## Start Data provided
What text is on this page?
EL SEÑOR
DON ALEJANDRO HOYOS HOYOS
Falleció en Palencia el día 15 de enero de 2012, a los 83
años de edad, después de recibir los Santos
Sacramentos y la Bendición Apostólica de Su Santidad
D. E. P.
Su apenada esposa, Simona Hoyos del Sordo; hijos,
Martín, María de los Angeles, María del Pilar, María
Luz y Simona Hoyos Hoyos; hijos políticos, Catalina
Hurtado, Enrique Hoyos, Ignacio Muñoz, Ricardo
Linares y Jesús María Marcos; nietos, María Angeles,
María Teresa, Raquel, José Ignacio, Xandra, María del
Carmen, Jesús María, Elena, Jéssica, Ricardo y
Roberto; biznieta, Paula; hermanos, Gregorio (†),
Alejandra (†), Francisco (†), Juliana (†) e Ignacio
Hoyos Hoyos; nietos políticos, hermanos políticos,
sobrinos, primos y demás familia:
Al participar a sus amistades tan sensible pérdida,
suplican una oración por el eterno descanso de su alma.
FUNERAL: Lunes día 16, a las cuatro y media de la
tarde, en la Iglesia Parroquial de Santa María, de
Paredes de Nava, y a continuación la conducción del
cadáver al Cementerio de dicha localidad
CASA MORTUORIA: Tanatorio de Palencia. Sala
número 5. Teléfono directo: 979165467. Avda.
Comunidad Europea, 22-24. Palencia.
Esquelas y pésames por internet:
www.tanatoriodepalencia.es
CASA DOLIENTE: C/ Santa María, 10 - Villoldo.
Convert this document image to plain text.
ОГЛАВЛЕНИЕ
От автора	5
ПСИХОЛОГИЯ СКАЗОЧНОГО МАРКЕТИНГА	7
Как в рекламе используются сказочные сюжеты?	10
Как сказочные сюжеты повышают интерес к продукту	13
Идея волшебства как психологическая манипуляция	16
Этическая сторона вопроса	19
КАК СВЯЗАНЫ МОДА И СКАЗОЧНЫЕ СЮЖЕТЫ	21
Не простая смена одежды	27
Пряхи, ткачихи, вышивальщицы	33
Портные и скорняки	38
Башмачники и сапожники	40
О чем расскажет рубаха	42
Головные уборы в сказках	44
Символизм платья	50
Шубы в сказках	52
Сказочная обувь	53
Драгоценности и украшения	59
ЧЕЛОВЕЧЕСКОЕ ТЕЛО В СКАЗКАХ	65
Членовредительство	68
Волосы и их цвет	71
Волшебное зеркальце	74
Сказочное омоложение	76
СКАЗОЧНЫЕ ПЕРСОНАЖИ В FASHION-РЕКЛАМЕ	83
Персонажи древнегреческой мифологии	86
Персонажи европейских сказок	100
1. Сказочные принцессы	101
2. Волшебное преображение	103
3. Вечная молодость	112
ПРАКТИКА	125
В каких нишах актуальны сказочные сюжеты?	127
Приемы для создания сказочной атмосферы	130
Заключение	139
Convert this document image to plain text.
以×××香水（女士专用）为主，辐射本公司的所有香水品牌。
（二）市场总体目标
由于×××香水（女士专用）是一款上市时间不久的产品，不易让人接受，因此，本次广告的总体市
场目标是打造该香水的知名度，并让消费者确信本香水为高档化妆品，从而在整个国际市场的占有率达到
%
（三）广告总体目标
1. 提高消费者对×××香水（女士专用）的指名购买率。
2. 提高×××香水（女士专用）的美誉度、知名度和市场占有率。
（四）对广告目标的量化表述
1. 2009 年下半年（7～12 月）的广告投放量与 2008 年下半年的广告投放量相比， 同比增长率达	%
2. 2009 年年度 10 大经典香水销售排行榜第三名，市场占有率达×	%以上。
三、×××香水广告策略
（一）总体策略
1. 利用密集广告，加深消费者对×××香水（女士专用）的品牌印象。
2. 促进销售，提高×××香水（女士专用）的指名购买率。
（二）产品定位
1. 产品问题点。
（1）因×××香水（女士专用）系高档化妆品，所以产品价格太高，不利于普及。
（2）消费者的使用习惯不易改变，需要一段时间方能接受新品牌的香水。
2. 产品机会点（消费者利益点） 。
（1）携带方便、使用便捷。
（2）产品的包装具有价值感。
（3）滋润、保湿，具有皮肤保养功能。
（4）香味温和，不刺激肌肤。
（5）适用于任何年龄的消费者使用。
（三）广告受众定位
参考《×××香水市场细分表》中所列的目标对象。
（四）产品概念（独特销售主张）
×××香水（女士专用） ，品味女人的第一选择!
## End Data provided
■ **Problem statement**
Retype the material in full. Each word must match.

■ **Exercise result**
What text is on this page?
EL SEÑOR
DON ALEJANDRO HOYOS HOYOS
Falleció en Palencia el día 15 de enero de 2012, a los 83
años de edad, después de recibir los Santos
Sacramentos y la Bendición Apostólica de Su Santidad
D. E. P.
Su apenada esposa, Simona Hoyos del Sordo; hijos,
Martín, María de los Angeles, María del Pilar, María
Luz y Simona Hoyos Hoyos; hijos políticos, Catalina
Hurtado, Enrique Hoyos, Ignacio Muñoz, Ricardo
Linares y Jesús María Marcos; nietos, María Angeles,
María Teresa, Raquel, José Ignacio, Xandra, María del
Carmen, Jesús María, Elena, Jéssica, Ricardo y
Roberto; biznieta, Paula; hermanos, Gregorio (†),
Alejandra (†), Francisco (†), Juliana (†) e Ignacio
Hoyos Hoyos; nietos políticos, hermanos políticos,
sobrinos, primos y demás familia:
Al participar a sus amistades tan sensible pérdida,
suplican una oración por el eterno descanso de su alma.
FUNERAL: Lunes día 16, a las cuatro y media de la
tarde, en la Iglesia Parroquial de Santa María, de
Paredes de Nava, y a continuación la conducción del
cadáver al Cementerio de dicha localidad
CASA MORTUORIA: Tanatorio de Palencia. Sala
número 5. Teléfono directo: 979165467. Avda.
Comunidad Europea, 22-24. Palencia.
Esquelas y pésames por internet:
www.tanatoriodepalencia.es
CASA DOLIENTE: C/ Santa María, 10 - Villoldo.
Convert this document image to plain text.
ОГЛАВЛЕНИЕ
От автора	5
ПСИХОЛОГИЯ СКАЗОЧНОГО МАРКЕТИНГА	7
Как в рекламе используются сказочные сюжеты?	10
Как сказочные сюжеты повышают интерес к продукту	13
Идея волшебства как психологическая манипуляция	16
Этическая сторона вопроса	19
КАК СВЯЗАНЫ МОДА И СКАЗОЧНЫЕ СЮЖЕТЫ	21
Не простая смена одежды	27
Пряхи, ткачихи, вышивальщицы	33
Портные и скорняки	38
Башмачники и сапожники	40
О чем расскажет рубаха	42
Головные уборы в сказках	44
Символизм платья	50
Шубы в сказках	52
Сказочная обувь	53
Драгоценности и украшения	59
ЧЕЛОВЕЧЕСКОЕ ТЕЛО В СКАЗКАХ	65
Членовредительство	68
Волосы и их цвет	71
Волшебное зеркальце	74
Сказочное омоложение	76
СКАЗОЧНЫЕ ПЕРСОНАЖИ В FASHION-РЕКЛАМЕ	83
Персонажи древнегреческой мифологии	86
Персонажи европейских сказок	100
1. Сказочные принцессы	101
2. Волшебное преображение	103
3. Вечная молодость	112
ПРАКТИКА	125
В каких нишах актуальны сказочные сюжеты?	127
Приемы для создания сказочной атмосферы	130
Заключение	139
Convert this document image to plain text.
以×××香水（女士专用）为主，辐射本公司的所有香水品牌。
（二）市场总体目标
由于×××香水（女士专用）是一款上市时间不久的产品，不易让人接受，因此，本次广告的总体市
场目标是打造该香水的知名度，并让消费者确信本香水为高档化妆品，从而在整个国际市场的占有率达到
%
（三）广告总体目标
1. 提高消费者对×××香水（女士专用）的指名购买率。
2. 提高×××香水（女士专用）的美誉度、知名度和市场占有率。
（四）对广告目标的量化表述
1. 2009 年下半年（7～12 月）的广告投放量与 2008 年下半年的广告投放量相比， 同比增长率达	%
2. 2009 年年度 10 大经典香水销售排行榜第三名，市场占有率达×	%以上。
三、×××香水广告策略
（一）总体策略
1. 利用密集广告，加深消费者对×××香水（女士专用）的品牌印象。
2. 促进销售，提高×××香水（女士专用）的指名购买率。
（二）产品定位
1. 产品问题点。
（1）因×××香水（女士专用）系高档化妆品，所以产品价格太高，不利于普及。
（2）消费者的使用习惯不易改变，需要一段时间方能接受新品牌的香水。
2. 产品机会点（消费者利益点） 。
（1）携带方便、使用便捷。
（2）产品的包装具有价值感。
（3）滋润、保湿，具有皮肤保养功能。
（4）香味温和，不刺激肌肤。
（5）适用于任何年龄的消费者使用。
（三）广告受众定位
参考《×××香水市场细分表》中所列的目标对象。
（四）产品概念（独特销售主张）
×××香水（女士专用） ，品味女人的第一选择!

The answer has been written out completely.